Data entries
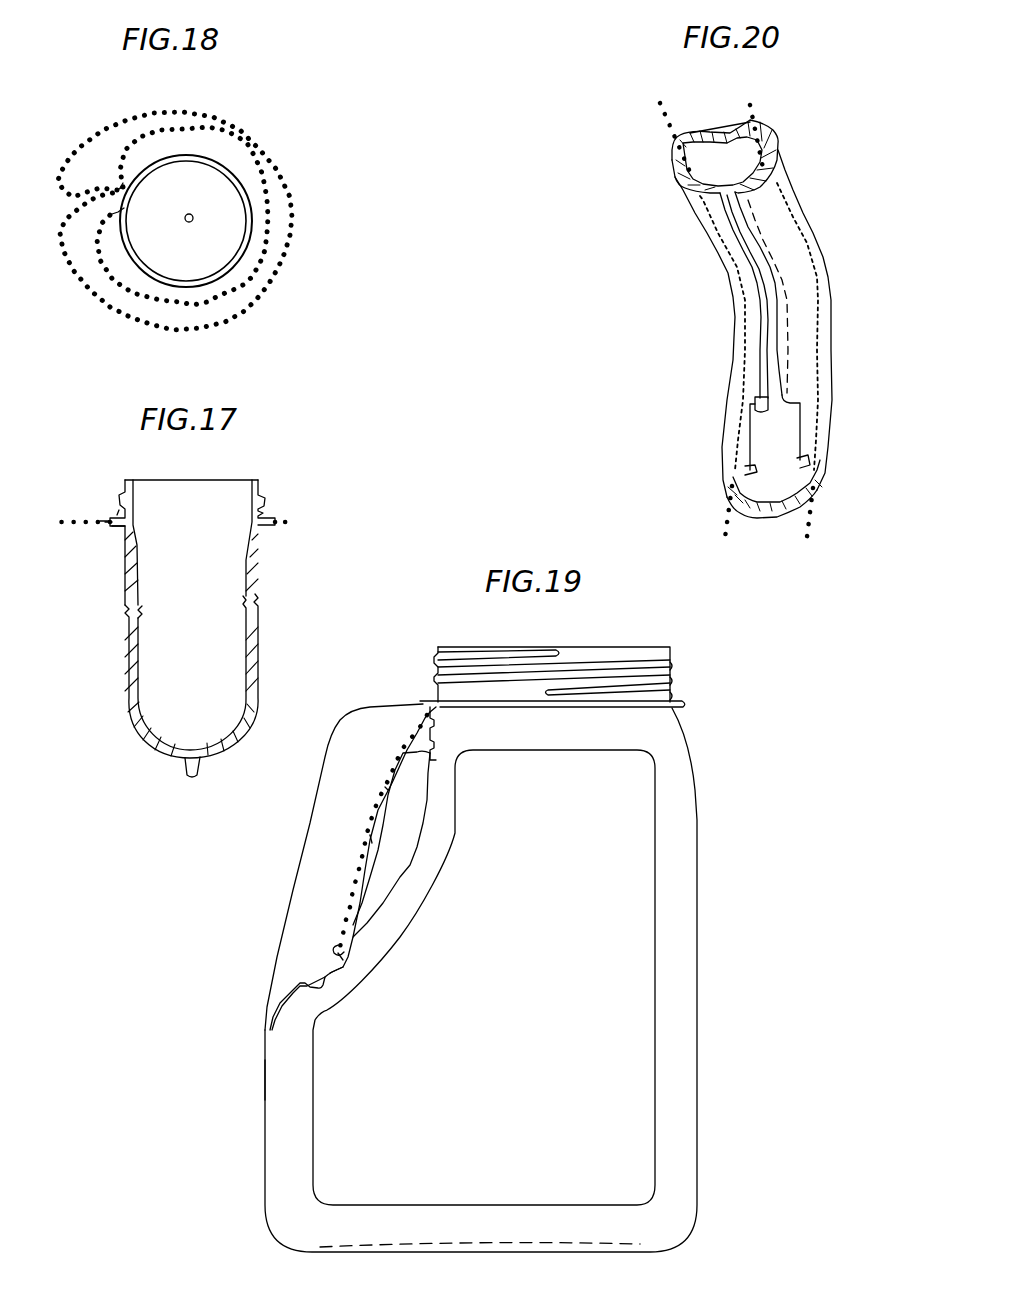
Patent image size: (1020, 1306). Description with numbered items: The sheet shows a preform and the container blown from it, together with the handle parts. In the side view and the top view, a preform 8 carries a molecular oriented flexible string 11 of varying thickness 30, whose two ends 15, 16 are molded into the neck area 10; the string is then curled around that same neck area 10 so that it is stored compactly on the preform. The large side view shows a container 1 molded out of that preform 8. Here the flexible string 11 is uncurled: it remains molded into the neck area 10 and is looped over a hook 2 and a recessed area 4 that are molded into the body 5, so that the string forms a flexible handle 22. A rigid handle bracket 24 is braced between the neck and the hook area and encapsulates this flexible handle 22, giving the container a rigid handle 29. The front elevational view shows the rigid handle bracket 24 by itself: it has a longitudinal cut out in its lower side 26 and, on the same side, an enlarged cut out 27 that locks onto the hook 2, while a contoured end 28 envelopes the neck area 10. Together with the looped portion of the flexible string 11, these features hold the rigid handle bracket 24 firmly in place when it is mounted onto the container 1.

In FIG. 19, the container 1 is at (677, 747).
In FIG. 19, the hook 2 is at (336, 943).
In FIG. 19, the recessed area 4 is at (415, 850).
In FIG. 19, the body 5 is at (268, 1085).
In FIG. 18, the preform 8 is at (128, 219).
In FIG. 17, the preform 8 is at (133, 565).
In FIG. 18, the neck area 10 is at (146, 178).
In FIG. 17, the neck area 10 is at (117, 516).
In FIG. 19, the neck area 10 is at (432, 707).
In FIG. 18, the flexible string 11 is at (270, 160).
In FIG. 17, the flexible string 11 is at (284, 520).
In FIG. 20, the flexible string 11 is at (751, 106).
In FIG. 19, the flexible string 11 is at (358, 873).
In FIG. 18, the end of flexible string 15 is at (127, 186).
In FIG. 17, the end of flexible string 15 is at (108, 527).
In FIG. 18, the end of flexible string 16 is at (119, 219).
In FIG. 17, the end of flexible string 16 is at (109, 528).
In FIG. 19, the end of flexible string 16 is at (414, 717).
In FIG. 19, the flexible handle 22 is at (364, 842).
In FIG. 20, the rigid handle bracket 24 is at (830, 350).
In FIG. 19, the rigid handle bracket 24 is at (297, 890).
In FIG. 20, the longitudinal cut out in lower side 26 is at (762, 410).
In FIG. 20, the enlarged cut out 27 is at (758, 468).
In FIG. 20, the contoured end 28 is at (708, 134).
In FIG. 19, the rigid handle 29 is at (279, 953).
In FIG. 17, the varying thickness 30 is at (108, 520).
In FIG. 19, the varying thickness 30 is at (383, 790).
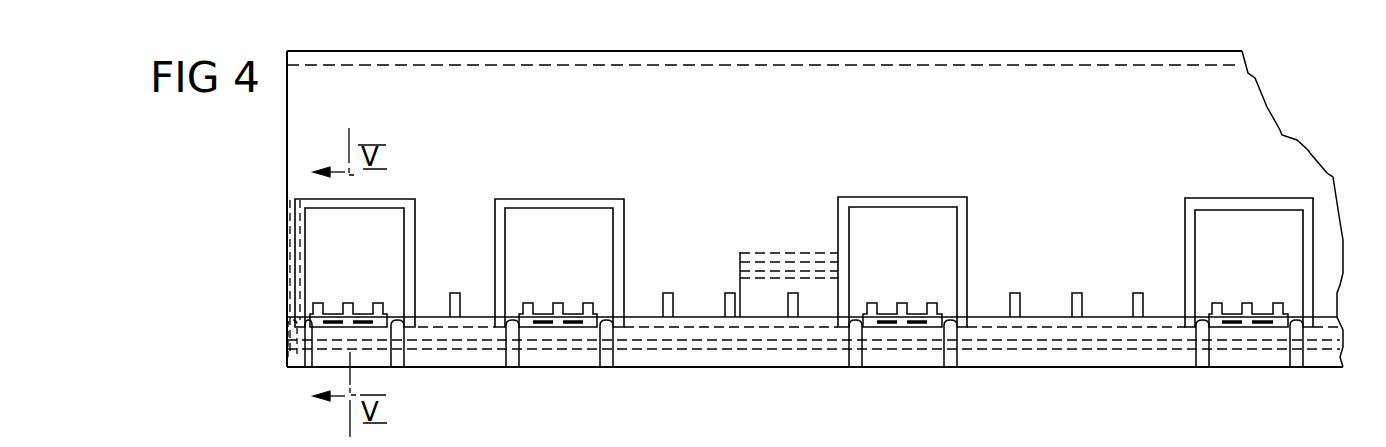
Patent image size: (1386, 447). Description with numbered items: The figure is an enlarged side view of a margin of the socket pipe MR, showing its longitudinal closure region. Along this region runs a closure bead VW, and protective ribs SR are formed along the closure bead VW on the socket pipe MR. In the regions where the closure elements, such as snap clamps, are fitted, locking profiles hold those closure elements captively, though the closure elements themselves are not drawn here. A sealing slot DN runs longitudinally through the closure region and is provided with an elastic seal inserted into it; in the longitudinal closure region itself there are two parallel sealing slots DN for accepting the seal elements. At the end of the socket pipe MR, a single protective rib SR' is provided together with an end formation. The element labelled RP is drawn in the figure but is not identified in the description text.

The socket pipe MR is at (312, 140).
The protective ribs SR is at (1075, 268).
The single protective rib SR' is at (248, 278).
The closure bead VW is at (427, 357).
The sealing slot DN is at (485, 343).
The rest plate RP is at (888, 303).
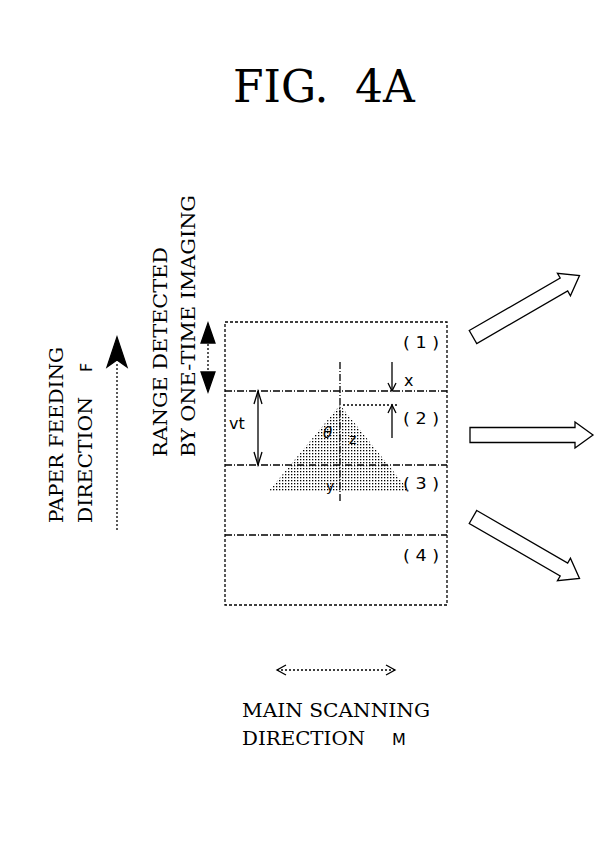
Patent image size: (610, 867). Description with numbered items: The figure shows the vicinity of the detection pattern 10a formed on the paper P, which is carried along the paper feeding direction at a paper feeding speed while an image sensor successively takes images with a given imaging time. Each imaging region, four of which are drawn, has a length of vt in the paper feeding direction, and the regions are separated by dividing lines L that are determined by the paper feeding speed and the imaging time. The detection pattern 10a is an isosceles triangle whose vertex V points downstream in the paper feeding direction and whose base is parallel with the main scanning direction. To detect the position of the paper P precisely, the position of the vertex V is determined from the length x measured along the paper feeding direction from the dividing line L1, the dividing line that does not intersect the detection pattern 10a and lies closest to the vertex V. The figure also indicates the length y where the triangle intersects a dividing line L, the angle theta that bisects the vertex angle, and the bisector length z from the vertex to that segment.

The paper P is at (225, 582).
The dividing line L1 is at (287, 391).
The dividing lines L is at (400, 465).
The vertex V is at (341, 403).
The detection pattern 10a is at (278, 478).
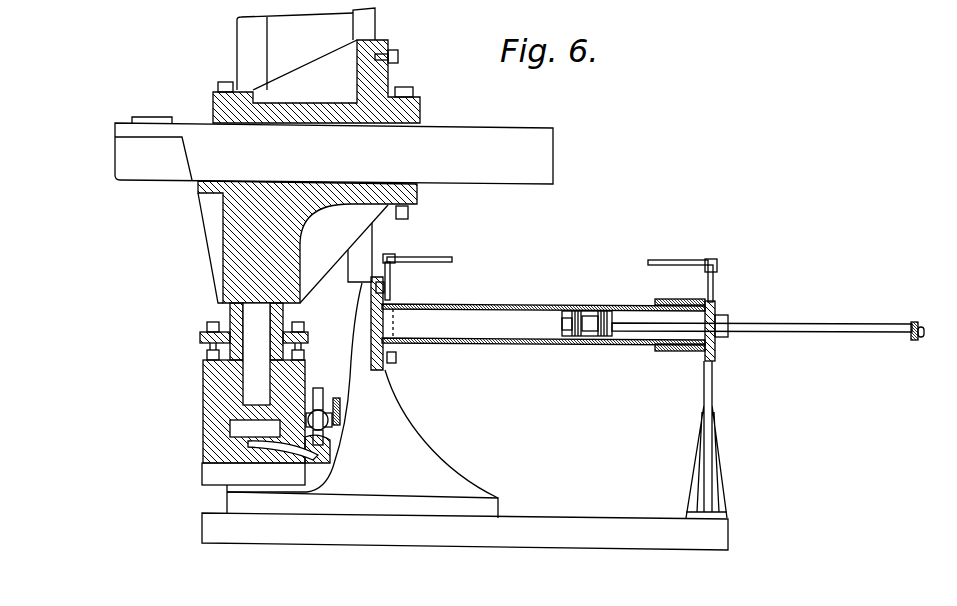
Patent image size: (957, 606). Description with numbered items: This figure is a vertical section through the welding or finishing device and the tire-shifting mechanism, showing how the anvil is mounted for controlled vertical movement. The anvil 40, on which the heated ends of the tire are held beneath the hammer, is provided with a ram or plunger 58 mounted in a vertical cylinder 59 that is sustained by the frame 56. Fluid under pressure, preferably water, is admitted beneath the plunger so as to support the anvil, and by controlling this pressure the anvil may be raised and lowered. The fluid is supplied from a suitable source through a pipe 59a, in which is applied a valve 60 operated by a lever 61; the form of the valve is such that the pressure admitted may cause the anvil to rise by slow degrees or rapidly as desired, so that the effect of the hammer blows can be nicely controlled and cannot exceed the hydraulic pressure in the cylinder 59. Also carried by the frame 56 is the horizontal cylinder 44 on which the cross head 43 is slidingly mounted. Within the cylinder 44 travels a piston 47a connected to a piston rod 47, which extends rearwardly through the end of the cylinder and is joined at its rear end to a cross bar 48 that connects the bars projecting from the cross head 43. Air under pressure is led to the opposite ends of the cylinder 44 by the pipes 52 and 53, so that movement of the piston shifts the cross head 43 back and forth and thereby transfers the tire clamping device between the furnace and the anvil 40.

Required task ▸ Can you copy out every one of the records above word for word, leaving the pictures out of your answer?

Answer to this problem ▸
Patent image size: (1020, 1306). Description with numbered items: The sheet shows a preform and the container blown from it, together with the handle parts. In the side view and the top view, a preform 8 carries a molecular oriented flexible string 11 of varying thickness 30, whose two ends 15, 16 are molded into the neck area 10; the string is then curled around that same neck area 10 so that it is stored compactly on the preform. The large side view shows a container 1 molded out of that preform 8. Here the flexible string 11 is uncurled: it remains molded into the neck area 10 and is looped over a hook 2 and a recessed area 4 that are molded into the body 5, so that the string forms a flexible handle 22. A rigid handle bracket 24 is braced between the neck and the hook area and encapsulates this flexible handle 22, giving the container a rigid handle 29. The front elevational view shows the rigid handle bracket 24 by itself: it has a longitudinal cut out in its lower side 26 and, on the same side, an enlarged cut out 27 that locks onto the hook 2, while a contoured end 28 envelopes the neck area 10. Together with the looped portion of the flexible string 11, these features hold the rigid handle bracket 24 firmly in place when it is mounted onto the container 1.

In FIG. 19, the container 1 is at (677, 747).
In FIG. 19, the hook 2 is at (336, 943).
In FIG. 19, the recessed area 4 is at (415, 850).
In FIG. 19, the body 5 is at (268, 1085).
In FIG. 18, the preform 8 is at (128, 219).
In FIG. 17, the preform 8 is at (133, 565).
In FIG. 18, the neck area 10 is at (146, 178).
In FIG. 17, the neck area 10 is at (117, 516).
In FIG. 19, the neck area 10 is at (432, 707).
In FIG. 18, the flexible string 11 is at (270, 160).
In FIG. 17, the flexible string 11 is at (284, 520).
In FIG. 20, the flexible string 11 is at (751, 106).
In FIG. 19, the flexible string 11 is at (358, 873).
In FIG. 18, the end of flexible string 15 is at (127, 186).
In FIG. 17, the end of flexible string 15 is at (108, 527).
In FIG. 18, the end of flexible string 16 is at (119, 219).
In FIG. 17, the end of flexible string 16 is at (109, 528).
In FIG. 19, the end of flexible string 16 is at (414, 717).
In FIG. 19, the flexible handle 22 is at (364, 842).
In FIG. 20, the rigid handle bracket 24 is at (830, 350).
In FIG. 19, the rigid handle bracket 24 is at (297, 890).
In FIG. 20, the longitudinal cut out in lower side 26 is at (762, 410).
In FIG. 20, the enlarged cut out 27 is at (758, 468).
In FIG. 20, the contoured end 28 is at (708, 134).
In FIG. 19, the rigid handle 29 is at (279, 953).
In FIG. 17, the varying thickness 30 is at (108, 520).
In FIG. 19, the varying thickness 30 is at (383, 790).
Patent image size: (1386, 447). Description with numbered items: The figure is an enlarged side view of a margin of the socket pipe MR, showing its longitudinal closure region. Along this region runs a closure bead VW, and protective ribs SR are formed along the closure bead VW on the socket pipe MR. In the regions where the closure elements, such as snap clamps, are fitted, locking profiles hold those closure elements captively, though the closure elements themselves are not drawn here. A sealing slot DN runs longitudinally through the closure region and is provided with an elastic seal inserted into it; in the longitudinal closure region itself there are two parallel sealing slots DN for accepting the seal elements. At the end of the socket pipe MR, a single protective rib SR' is provided together with an end formation. The element labelled RP is drawn in the figure but is not identified in the description text.

The socket pipe MR is at (312, 140).
The protective ribs SR is at (1075, 268).
The single protective rib SR' is at (248, 278).
The closure bead VW is at (427, 357).
The sealing slot DN is at (485, 343).
The rest plate RP is at (888, 303).
Patent image size: (610, 867). Description with numbered items: The figure shows the vicinity of the detection pattern 10a formed on the paper P, which is carried along the paper feeding direction at a paper feeding speed while an image sensor successively takes images with a given imaging time. Each imaging region, four of which are drawn, has a length of vt in the paper feeding direction, and the regions are separated by dividing lines L that are determined by the paper feeding speed and the imaging time. The detection pattern 10a is an isosceles triangle whose vertex V points downstream in the paper feeding direction and whose base is parallel with the main scanning direction. To detect the position of the paper P precisely, the position of the vertex V is determined from the length x measured along the paper feeding direction from the dividing line L1, the dividing line that does not intersect the detection pattern 10a and lies closest to the vertex V. The figure also indicates the length y where the triangle intersects a dividing line L, the angle theta that bisects the vertex angle, and the bisector length z from the vertex to that segment.

The paper P is at (225, 582).
The dividing line L1 is at (287, 391).
The dividing lines L is at (400, 465).
The vertex V is at (341, 403).
The detection pattern 10a is at (278, 478).
Patent image size: (957, 606). Description with numbered items: This figure is a vertical section through the welding or finishing device and the tire-shifting mechanism, showing how the anvil is mounted for controlled vertical movement. The anvil 40, on which the heated ends of the tire are held beneath the hammer, is provided with a ram or plunger 58 mounted in a vertical cylinder 59 that is sustained by the frame 56. Fluid under pressure, preferably water, is admitted beneath the plunger so as to support the anvil, and by controlling this pressure the anvil may be raised and lowered. The fluid is supplied from a suitable source through a pipe 59a, in which is applied a valve 60 operated by a lever 61; the form of the valve is such that the pressure admitted may cause the anvil to rise by slow degrees or rapidly as desired, so that the effect of the hammer blows can be nicely controlled and cannot exceed the hydraulic pressure in the cylinder 59. Also carried by the frame 56 is the horizontal cylinder 44 on which the cross head 43 is slidingly mounted. Within the cylinder 44 travels a piston 47a connected to a piston rod 47, which extends rearwardly through the end of the cylinder and is joined at its rear end to a cross bar 48 that connects the bars projecting from the cross head 43. Air under pressure is led to the opposite ends of the cylinder 44 by the pipes 52 and 53, so that movement of the piston shifts the cross head 43 back and forth and thereby transfers the tire clamping device between the furnace and the anvil 40.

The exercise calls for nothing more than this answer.